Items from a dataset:
===

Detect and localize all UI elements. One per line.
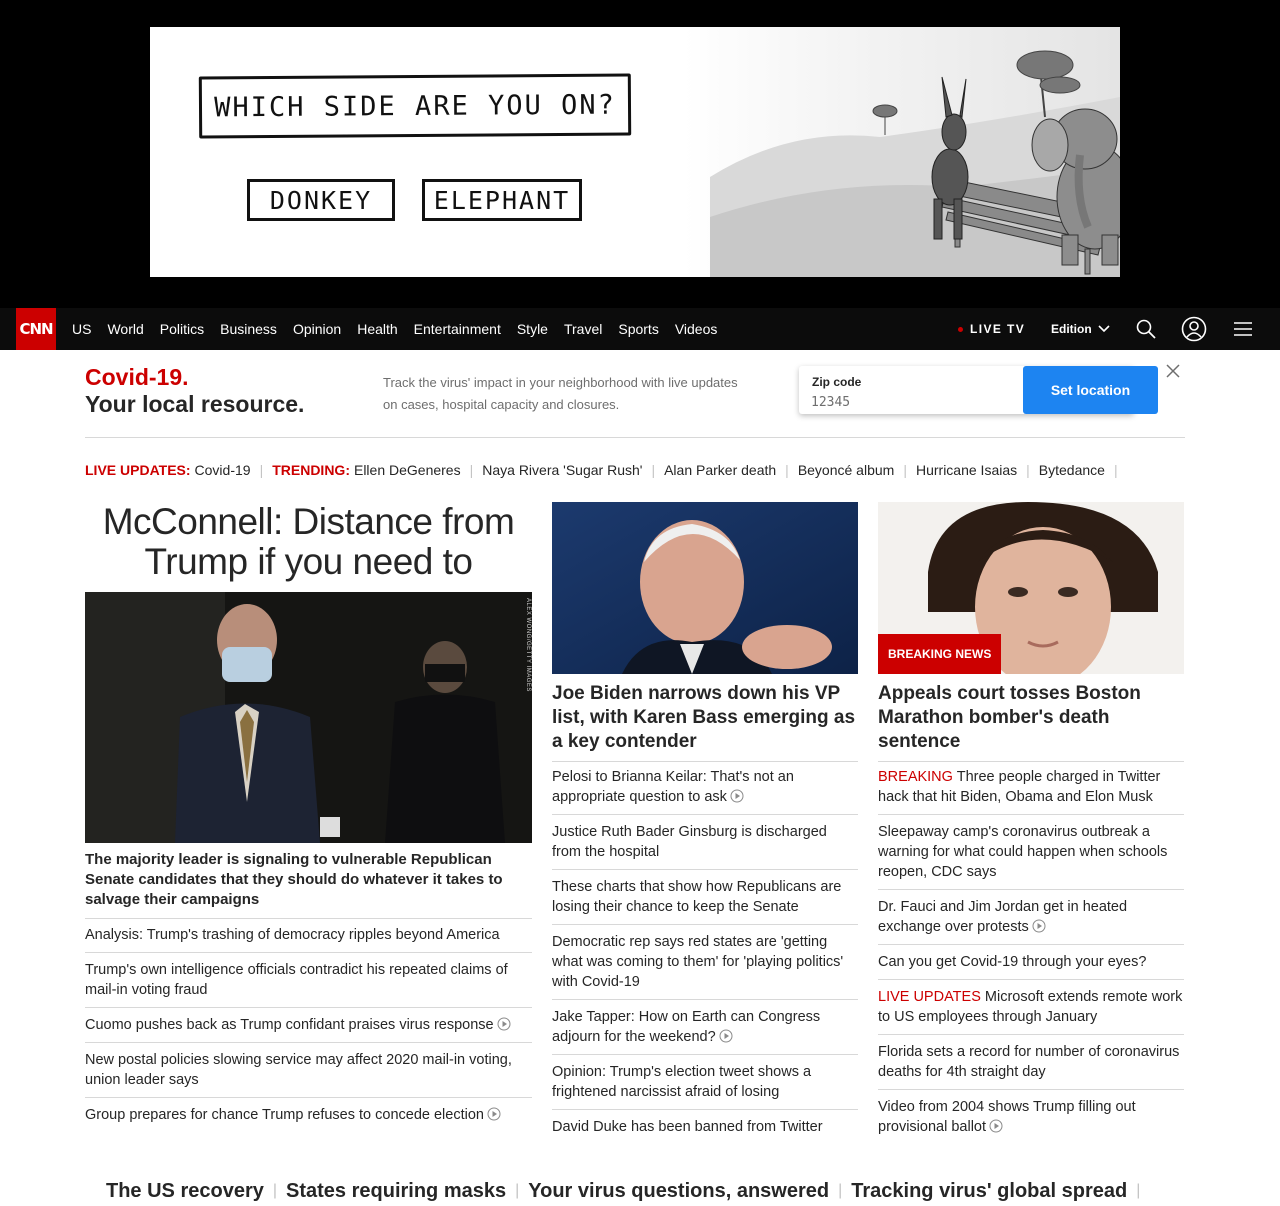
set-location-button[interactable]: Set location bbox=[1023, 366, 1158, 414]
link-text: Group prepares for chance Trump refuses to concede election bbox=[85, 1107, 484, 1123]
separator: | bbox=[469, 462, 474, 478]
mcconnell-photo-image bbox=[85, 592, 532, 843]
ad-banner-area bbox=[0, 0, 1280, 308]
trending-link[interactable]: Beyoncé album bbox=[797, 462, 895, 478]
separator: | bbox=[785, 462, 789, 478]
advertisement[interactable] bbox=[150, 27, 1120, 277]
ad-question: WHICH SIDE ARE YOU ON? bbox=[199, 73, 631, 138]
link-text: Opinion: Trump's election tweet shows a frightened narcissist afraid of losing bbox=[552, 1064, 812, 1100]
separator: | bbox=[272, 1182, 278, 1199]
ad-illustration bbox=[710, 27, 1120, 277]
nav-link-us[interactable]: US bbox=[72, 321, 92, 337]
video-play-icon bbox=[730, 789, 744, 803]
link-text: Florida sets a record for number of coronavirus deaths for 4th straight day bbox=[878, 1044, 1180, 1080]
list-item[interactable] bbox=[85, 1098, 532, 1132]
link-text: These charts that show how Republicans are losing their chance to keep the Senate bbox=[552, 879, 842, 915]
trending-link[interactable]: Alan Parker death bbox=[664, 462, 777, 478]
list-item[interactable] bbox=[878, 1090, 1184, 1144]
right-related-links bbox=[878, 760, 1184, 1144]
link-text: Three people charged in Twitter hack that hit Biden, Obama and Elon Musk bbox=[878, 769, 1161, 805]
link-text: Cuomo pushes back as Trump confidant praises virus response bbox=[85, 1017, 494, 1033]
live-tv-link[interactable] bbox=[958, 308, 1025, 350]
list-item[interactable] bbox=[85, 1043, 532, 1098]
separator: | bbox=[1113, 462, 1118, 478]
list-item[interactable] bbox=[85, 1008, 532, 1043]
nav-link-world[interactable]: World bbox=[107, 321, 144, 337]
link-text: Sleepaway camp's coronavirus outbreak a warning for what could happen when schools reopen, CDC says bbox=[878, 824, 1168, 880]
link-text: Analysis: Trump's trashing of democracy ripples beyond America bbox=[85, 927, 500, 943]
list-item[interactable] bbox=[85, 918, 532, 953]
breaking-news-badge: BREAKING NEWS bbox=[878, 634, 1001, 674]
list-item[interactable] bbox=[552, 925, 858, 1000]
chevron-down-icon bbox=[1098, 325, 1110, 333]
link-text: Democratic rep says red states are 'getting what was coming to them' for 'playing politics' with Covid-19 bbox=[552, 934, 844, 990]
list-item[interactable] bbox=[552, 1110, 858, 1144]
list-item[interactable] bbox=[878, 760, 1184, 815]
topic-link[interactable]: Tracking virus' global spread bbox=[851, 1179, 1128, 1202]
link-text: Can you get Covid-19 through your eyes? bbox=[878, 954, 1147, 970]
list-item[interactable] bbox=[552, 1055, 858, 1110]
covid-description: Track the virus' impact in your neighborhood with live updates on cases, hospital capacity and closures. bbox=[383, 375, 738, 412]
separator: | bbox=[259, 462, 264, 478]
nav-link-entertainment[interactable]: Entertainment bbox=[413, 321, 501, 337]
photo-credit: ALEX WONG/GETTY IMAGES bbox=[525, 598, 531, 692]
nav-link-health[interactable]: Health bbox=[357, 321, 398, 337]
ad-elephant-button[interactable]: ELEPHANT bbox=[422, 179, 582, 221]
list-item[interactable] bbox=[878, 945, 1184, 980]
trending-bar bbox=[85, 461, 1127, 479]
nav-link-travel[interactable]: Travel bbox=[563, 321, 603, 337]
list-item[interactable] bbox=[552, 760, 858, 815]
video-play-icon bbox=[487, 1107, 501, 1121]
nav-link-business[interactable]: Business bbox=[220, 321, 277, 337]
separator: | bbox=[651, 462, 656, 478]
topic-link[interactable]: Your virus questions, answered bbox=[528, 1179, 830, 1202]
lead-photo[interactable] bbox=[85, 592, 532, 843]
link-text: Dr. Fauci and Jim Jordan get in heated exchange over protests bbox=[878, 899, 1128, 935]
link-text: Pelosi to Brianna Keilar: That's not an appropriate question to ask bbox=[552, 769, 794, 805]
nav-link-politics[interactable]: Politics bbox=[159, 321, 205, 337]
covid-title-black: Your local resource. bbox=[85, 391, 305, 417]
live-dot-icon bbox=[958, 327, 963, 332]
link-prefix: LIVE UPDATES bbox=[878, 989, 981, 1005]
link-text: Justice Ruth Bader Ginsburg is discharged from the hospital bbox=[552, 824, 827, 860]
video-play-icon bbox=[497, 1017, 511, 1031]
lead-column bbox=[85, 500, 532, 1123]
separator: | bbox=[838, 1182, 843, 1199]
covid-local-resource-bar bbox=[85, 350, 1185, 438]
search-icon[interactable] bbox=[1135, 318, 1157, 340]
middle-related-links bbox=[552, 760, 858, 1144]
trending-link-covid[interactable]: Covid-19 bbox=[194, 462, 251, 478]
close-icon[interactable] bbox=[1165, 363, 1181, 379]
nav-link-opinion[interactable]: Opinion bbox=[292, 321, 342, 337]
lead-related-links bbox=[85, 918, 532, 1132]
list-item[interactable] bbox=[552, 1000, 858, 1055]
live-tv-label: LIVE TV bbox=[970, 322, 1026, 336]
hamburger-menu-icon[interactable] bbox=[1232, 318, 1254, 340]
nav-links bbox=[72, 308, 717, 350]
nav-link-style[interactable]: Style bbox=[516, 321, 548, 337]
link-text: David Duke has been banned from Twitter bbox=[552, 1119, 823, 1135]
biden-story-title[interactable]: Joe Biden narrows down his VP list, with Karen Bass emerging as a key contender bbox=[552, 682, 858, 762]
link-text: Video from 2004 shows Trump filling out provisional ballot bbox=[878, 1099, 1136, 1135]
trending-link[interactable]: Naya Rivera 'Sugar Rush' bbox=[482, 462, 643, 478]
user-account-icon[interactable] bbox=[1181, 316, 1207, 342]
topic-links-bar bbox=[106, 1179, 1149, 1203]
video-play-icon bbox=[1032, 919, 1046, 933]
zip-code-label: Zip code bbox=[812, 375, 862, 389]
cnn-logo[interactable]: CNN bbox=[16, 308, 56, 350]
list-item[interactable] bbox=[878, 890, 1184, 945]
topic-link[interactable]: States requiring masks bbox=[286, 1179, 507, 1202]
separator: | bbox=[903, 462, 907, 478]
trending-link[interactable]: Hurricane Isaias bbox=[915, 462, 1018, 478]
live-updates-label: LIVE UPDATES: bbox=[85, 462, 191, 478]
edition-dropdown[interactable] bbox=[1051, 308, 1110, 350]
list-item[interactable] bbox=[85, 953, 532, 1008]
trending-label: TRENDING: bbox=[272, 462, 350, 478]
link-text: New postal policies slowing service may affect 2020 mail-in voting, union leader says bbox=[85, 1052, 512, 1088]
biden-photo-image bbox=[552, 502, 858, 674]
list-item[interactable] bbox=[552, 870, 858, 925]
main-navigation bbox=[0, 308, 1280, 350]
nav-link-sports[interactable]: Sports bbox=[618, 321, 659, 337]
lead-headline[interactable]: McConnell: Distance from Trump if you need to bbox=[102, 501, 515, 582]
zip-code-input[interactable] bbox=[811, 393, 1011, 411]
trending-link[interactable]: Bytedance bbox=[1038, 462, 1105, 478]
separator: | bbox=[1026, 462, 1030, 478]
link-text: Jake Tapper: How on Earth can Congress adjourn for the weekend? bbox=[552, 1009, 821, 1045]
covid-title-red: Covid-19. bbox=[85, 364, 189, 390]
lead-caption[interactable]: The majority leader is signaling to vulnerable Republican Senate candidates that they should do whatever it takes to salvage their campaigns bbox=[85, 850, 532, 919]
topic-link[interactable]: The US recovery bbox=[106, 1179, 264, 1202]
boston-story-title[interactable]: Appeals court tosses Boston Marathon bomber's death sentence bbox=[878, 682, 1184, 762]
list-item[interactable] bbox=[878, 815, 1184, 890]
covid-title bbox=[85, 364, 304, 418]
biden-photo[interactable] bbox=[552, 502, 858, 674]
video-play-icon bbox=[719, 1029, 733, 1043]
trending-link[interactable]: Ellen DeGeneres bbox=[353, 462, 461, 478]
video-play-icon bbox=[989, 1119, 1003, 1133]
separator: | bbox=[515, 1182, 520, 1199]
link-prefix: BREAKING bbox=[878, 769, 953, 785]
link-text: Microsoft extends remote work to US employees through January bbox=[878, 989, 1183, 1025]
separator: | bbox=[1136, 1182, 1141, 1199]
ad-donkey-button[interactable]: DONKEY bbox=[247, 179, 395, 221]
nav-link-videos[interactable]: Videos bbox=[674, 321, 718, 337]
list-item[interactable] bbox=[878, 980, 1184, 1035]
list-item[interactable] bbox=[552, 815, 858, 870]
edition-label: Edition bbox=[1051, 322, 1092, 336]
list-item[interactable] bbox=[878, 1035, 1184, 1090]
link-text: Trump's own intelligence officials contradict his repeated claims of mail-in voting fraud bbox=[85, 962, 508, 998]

===

• _Problem to solve_
Some lines above hold the word "politics". Copy all of them.

• _Expected answer_
link-text: Democratic rep says red states are 'getting what was coming to them' for 'playing politics' with Covid-19 bbox=[552, 934, 844, 990]
nav-link-politics[interactable]: Politics bbox=[159, 321, 205, 337]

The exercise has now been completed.